Data entries:
•••••

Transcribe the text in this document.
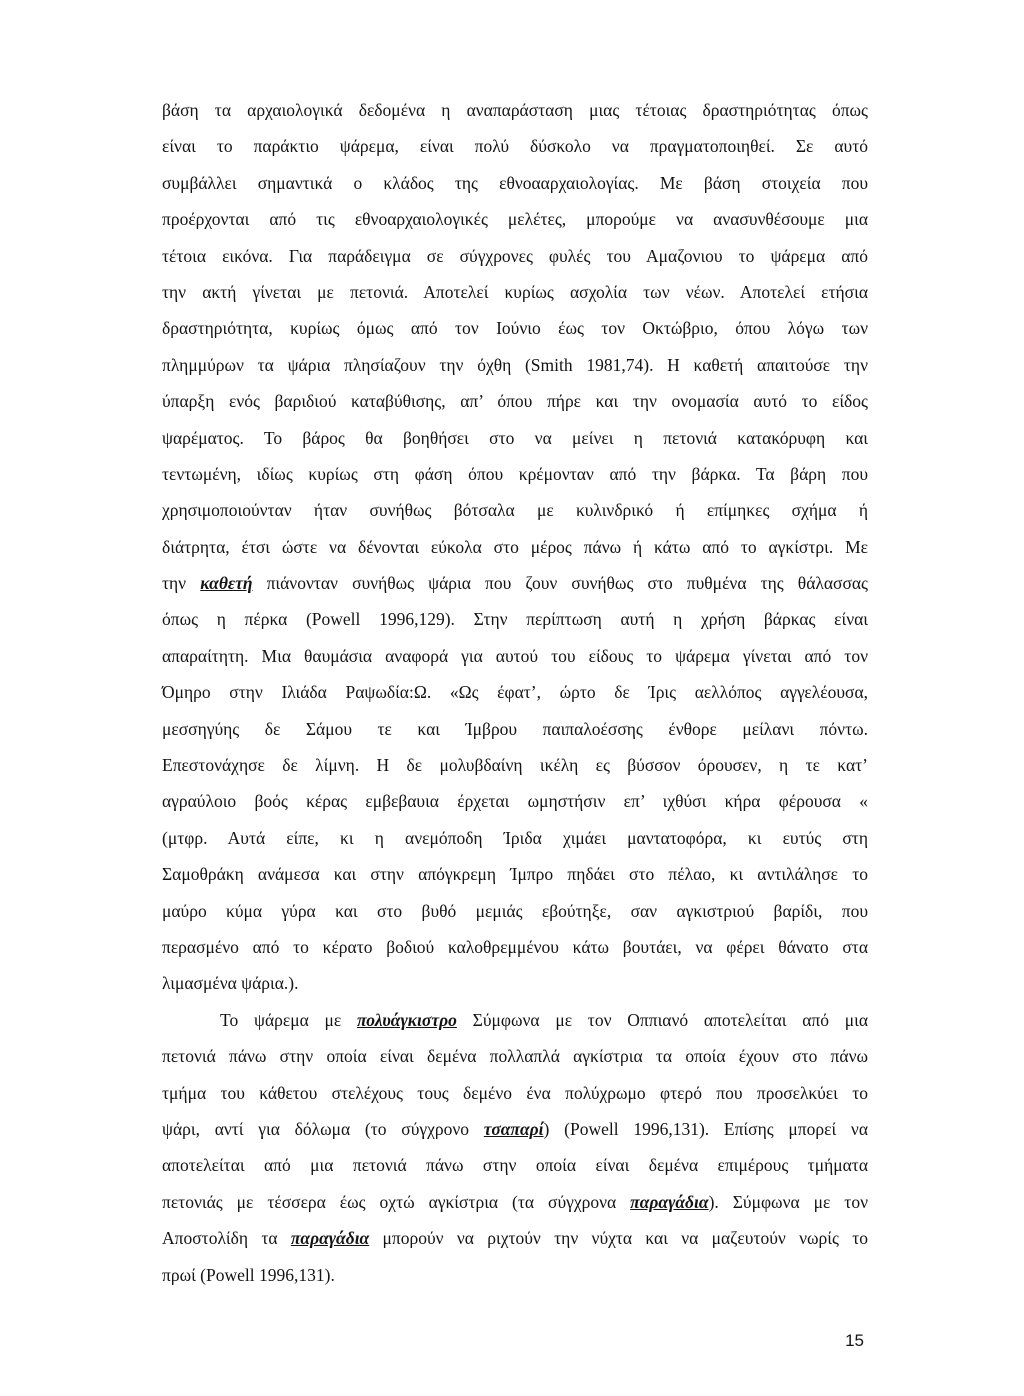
βάση τα αρχαιολογικά δεδομένα η αναπαράσταση μιας τέτοιας δραστηριότητας όπως
είναι το παράκτιο ψάρεμα, είναι πολύ δύσκολο να πραγματοποιηθεί. Σε αυτό
συμβάλλει σημαντικά ο κλάδος της εθνοααρχαιολογίας. Με βάση στοιχεία που
προέρχονται από τις εθνοαρχαιολογικές μελέτες, μπορούμε να ανασυνθέσουμε μια
τέτοια εικόνα. Για παράδειγμα σε σύγχρονες φυλές του Αμαζονιου το ψάρεμα από
την ακτή γίνεται με πετονιά. Αποτελεί κυρίως ασχολία των νέων. Αποτελεί ετήσια
δραστηριότητα, κυρίως όμως από τον Ιούνιο έως τον Οκτώβριο, όπου λόγω των
πλημμύρων τα ψάρια πλησίαζουν την όχθη (Smith 1981,74). Η καθετή απαιτούσε την
ύπαρξη ενός βαριδιού καταβύθισης, απ’ όπου πήρε και την ονομασία αυτό το είδος
ψαρέματος. Το βάρος θα βοηθήσει στο να μείνει η πετονιά κατακόρυφη και
τεντωμένη, ιδίως κυρίως στη φάση όπου κρέμονταν από την βάρκα. Τα βάρη που
χρησιμοποιούνταν ήταν συνήθως βότσαλα με κυλινδρικό ή επίμηκες σχήμα ή
διάτρητα, έτσι ώστε να δένονται εύκολα στο μέρος πάνω ή κάτω από το αγκίστρι. Με
την καθετή πιάνονταν συνήθως ψάρια που ζουν συνήθως στο πυθμένα της θάλασσας
όπως η πέρκα (Powell 1996,129). Στην περίπτωση αυτή η χρήση βάρκας είναι
απαραίτητη. Μια θαυμάσια αναφορά για αυτού του είδους το ψάρεμα γίνεται από τον
Όμηρο στην Ιλιάδα Ραψωδία:Ω. «Ως έφατ’, ώρτο δε Ίρις αελλόπος αγγελέουσα,
μεσσηγύης δε Σάμου τε και Ίμβρου παιπαλοέσσης ένθορε μείλανι πόντω.
Επεστονάχησε δε λίμνη. Η δε μολυβδαίνη ικέλη ες βύσσον όρουσεν, η τε κατ’
αγραύλοιο βοός κέρας εμβεβαυια έρχεται ωμηστήσιν επ’ ιχθύσι κήρα φέρουσα «
(μτφρ. Αυτά είπε, κι η ανεμόποδη Ίριδα χιμάει μαντατοφόρα, κι ευτύς στη
Σαμοθράκη ανάμεσα και στην απόγκρεμη Ίμπρο πηδάει στο πέλαο, κι αντιλάλησε το
μαύρο κύμα γύρα και στο βυθό μεμιάς εβούτηξε, σαν αγκιστριού βαρίδι, που
περασμένο από το κέρατο βοδιού καλοθρεμμένου κάτω βουτάει, να φέρει θάνατο στα
λιμασμένα ψάρια.).
Το ψάρεμα με πολυάγκιστρο Σύμφωνα με τον Οππιανό αποτελείται από μια
πετονιά πάνω στην οποία είναι δεμένα πολλαπλά αγκίστρια τα οποία έχουν στο πάνω
τμήμα του κάθετου στελέχους τους δεμένο ένα πολύχρωμο φτερό που προσελκύει το
ψάρι, αντί για δόλωμα (το σύγχρονο τσαπαρί) (Powell 1996,131). Επίσης μπορεί να
αποτελείται από μια πετονιά πάνω στην οποία είναι δεμένα επιμέρους τμήματα
πετονιάς με τέσσερα έως οχτώ αγκίστρια (τα σύγχρονα παραγάδια). Σύμφωνα με τον
Αποστολίδη τα παραγάδια μπορούν να ριχτούν την νύχτα και να μαζευτούν νωρίς το
πρωί (Powell 1996,131).
15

•••••

CHALLENGE: The answer should be a single number: the count of lines in the data that include the string "όπου".

TASK OUTPUT: 3